:: Requirement ::
Beneath this task is a listing; retype all of it exactly.

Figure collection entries

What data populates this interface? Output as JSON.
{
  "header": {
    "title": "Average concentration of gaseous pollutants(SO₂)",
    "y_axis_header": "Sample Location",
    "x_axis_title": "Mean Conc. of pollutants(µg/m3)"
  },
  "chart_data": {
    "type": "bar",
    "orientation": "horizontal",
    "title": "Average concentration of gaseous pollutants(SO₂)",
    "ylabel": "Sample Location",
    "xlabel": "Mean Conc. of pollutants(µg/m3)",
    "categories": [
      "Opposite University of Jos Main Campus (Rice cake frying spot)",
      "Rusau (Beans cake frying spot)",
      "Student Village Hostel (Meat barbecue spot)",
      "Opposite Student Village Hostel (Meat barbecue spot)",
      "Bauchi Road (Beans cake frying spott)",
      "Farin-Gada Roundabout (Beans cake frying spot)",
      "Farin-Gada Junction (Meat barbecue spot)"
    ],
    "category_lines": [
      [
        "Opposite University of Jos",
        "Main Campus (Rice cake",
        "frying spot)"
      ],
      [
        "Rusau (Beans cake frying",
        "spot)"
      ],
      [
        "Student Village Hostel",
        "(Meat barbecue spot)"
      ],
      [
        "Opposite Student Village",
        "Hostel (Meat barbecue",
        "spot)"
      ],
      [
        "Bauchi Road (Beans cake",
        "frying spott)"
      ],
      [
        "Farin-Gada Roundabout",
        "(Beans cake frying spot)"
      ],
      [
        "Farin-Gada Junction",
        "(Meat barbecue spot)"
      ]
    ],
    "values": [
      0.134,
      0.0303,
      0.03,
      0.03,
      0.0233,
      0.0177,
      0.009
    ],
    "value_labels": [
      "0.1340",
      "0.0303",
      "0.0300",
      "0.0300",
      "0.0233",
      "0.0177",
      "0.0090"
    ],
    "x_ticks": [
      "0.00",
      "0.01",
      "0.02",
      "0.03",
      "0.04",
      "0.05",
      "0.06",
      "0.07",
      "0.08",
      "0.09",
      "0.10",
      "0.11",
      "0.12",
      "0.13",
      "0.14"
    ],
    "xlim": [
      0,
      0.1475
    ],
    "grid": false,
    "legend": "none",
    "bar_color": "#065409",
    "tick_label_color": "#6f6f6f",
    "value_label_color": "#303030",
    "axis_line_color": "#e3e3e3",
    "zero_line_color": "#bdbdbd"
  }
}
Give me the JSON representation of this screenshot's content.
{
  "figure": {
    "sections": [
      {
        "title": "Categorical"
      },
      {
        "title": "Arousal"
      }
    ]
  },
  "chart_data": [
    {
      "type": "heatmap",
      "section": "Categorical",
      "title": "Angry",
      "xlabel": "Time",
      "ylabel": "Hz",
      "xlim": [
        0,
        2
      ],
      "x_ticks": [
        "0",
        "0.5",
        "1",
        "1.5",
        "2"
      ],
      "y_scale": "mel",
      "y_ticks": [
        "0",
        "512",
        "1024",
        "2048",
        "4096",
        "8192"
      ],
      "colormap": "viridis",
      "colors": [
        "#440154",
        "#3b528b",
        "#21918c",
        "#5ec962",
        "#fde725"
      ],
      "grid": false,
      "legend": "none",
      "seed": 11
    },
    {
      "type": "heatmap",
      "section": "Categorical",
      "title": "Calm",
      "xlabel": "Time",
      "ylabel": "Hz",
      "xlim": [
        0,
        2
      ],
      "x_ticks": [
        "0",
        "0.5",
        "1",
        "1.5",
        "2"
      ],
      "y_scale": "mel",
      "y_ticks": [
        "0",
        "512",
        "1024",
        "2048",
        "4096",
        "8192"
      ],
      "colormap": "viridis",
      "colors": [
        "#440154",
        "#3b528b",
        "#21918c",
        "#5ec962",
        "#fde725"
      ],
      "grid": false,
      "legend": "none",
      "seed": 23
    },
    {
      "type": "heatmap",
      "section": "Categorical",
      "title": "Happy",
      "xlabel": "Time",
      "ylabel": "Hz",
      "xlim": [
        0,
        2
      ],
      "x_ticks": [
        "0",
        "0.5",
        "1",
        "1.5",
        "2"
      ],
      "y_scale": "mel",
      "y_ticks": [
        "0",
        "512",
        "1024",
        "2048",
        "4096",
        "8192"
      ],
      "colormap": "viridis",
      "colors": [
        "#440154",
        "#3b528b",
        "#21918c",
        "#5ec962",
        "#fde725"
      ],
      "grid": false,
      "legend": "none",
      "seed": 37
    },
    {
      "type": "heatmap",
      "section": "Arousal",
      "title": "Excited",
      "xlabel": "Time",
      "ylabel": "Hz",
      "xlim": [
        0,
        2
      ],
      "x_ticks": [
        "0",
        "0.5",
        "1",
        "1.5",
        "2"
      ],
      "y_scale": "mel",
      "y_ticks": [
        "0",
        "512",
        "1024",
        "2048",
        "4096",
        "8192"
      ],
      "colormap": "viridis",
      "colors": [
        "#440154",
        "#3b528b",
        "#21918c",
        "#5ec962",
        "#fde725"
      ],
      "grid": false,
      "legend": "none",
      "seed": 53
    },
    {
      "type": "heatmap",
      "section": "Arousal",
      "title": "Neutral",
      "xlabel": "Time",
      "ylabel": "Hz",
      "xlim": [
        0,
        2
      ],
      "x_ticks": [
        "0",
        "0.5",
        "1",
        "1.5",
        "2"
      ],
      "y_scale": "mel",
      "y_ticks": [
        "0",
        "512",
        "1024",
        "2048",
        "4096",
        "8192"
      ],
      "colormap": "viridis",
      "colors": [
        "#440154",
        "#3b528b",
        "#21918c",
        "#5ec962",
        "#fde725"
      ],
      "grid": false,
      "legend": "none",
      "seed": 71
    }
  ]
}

:: Output below ::
What data populates this interface? Output as JSON.
{
  "header": {
    "title": "Average concentration of gaseous pollutants(SO₂)",
    "y_axis_header": "Sample Location",
    "x_axis_title": "Mean Conc. of pollutants(µg/m3)"
  },
  "chart_data": {
    "type": "bar",
    "orientation": "horizontal",
    "title": "Average concentration of gaseous pollutants(SO₂)",
    "ylabel": "Sample Location",
    "xlabel": "Mean Conc. of pollutants(µg/m3)",
    "categories": [
      "Opposite University of Jos Main Campus (Rice cake frying spot)",
      "Rusau (Beans cake frying spot)",
      "Student Village Hostel (Meat barbecue spot)",
      "Opposite Student Village Hostel (Meat barbecue spot)",
      "Bauchi Road (Beans cake frying spott)",
      "Farin-Gada Roundabout (Beans cake frying spot)",
      "Farin-Gada Junction (Meat barbecue spot)"
    ],
    "category_lines": [
      [
        "Opposite University of Jos",
        "Main Campus (Rice cake",
        "frying spot)"
      ],
      [
        "Rusau (Beans cake frying",
        "spot)"
      ],
      [
        "Student Village Hostel",
        "(Meat barbecue spot)"
      ],
      [
        "Opposite Student Village",
        "Hostel (Meat barbecue",
        "spot)"
      ],
      [
        "Bauchi Road (Beans cake",
        "frying spott)"
      ],
      [
        "Farin-Gada Roundabout",
        "(Beans cake frying spot)"
      ],
      [
        "Farin-Gada Junction",
        "(Meat barbecue spot)"
      ]
    ],
    "values": [
      0.134,
      0.0303,
      0.03,
      0.03,
      0.0233,
      0.0177,
      0.009
    ],
    "value_labels": [
      "0.1340",
      "0.0303",
      "0.0300",
      "0.0300",
      "0.0233",
      "0.0177",
      "0.0090"
    ],
    "x_ticks": [
      "0.00",
      "0.01",
      "0.02",
      "0.03",
      "0.04",
      "0.05",
      "0.06",
      "0.07",
      "0.08",
      "0.09",
      "0.10",
      "0.11",
      "0.12",
      "0.13",
      "0.14"
    ],
    "xlim": [
      0,
      0.1475
    ],
    "grid": false,
    "legend": "none",
    "bar_color": "#065409",
    "tick_label_color": "#6f6f6f",
    "value_label_color": "#303030",
    "axis_line_color": "#e3e3e3",
    "zero_line_color": "#bdbdbd"
  }
}
Give me the JSON representation of this screenshot's content.
{
  "figure": {
    "sections": [
      {
        "title": "Categorical"
      },
      {
        "title": "Arousal"
      }
    ]
  },
  "chart_data": [
    {
      "type": "heatmap",
      "section": "Categorical",
      "title": "Angry",
      "xlabel": "Time",
      "ylabel": "Hz",
      "xlim": [
        0,
        2
      ],
      "x_ticks": [
        "0",
        "0.5",
        "1",
        "1.5",
        "2"
      ],
      "y_scale": "mel",
      "y_ticks": [
        "0",
        "512",
        "1024",
        "2048",
        "4096",
        "8192"
      ],
      "colormap": "viridis",
      "colors": [
        "#440154",
        "#3b528b",
        "#21918c",
        "#5ec962",
        "#fde725"
      ],
      "grid": false,
      "legend": "none",
      "seed": 11
    },
    {
      "type": "heatmap",
      "section": "Categorical",
      "title": "Calm",
      "xlabel": "Time",
      "ylabel": "Hz",
      "xlim": [
        0,
        2
      ],
      "x_ticks": [
        "0",
        "0.5",
        "1",
        "1.5",
        "2"
      ],
      "y_scale": "mel",
      "y_ticks": [
        "0",
        "512",
        "1024",
        "2048",
        "4096",
        "8192"
      ],
      "colormap": "viridis",
      "colors": [
        "#440154",
        "#3b528b",
        "#21918c",
        "#5ec962",
        "#fde725"
      ],
      "grid": false,
      "legend": "none",
      "seed": 23
    },
    {
      "type": "heatmap",
      "section": "Categorical",
      "title": "Happy",
      "xlabel": "Time",
      "ylabel": "Hz",
      "xlim": [
        0,
        2
      ],
      "x_ticks": [
        "0",
        "0.5",
        "1",
        "1.5",
        "2"
      ],
      "y_scale": "mel",
      "y_ticks": [
        "0",
        "512",
        "1024",
        "2048",
        "4096",
        "8192"
      ],
      "colormap": "viridis",
      "colors": [
        "#440154",
        "#3b528b",
        "#21918c",
        "#5ec962",
        "#fde725"
      ],
      "grid": false,
      "legend": "none",
      "seed": 37
    },
    {
      "type": "heatmap",
      "section": "Arousal",
      "title": "Excited",
      "xlabel": "Time",
      "ylabel": "Hz",
      "xlim": [
        0,
        2
      ],
      "x_ticks": [
        "0",
        "0.5",
        "1",
        "1.5",
        "2"
      ],
      "y_scale": "mel",
      "y_ticks": [
        "0",
        "512",
        "1024",
        "2048",
        "4096",
        "8192"
      ],
      "colormap": "viridis",
      "colors": [
        "#440154",
        "#3b528b",
        "#21918c",
        "#5ec962",
        "#fde725"
      ],
      "grid": false,
      "legend": "none",
      "seed": 53
    },
    {
      "type": "heatmap",
      "section": "Arousal",
      "title": "Neutral",
      "xlabel": "Time",
      "ylabel": "Hz",
      "xlim": [
        0,
        2
      ],
      "x_ticks": [
        "0",
        "0.5",
        "1",
        "1.5",
        "2"
      ],
      "y_scale": "mel",
      "y_ticks": [
        "0",
        "512",
        "1024",
        "2048",
        "4096",
        "8192"
      ],
      "colormap": "viridis",
      "colors": [
        "#440154",
        "#3b528b",
        "#21918c",
        "#5ec962",
        "#fde725"
      ],
      "grid": false,
      "legend": "none",
      "seed": 71
    }
  ]
}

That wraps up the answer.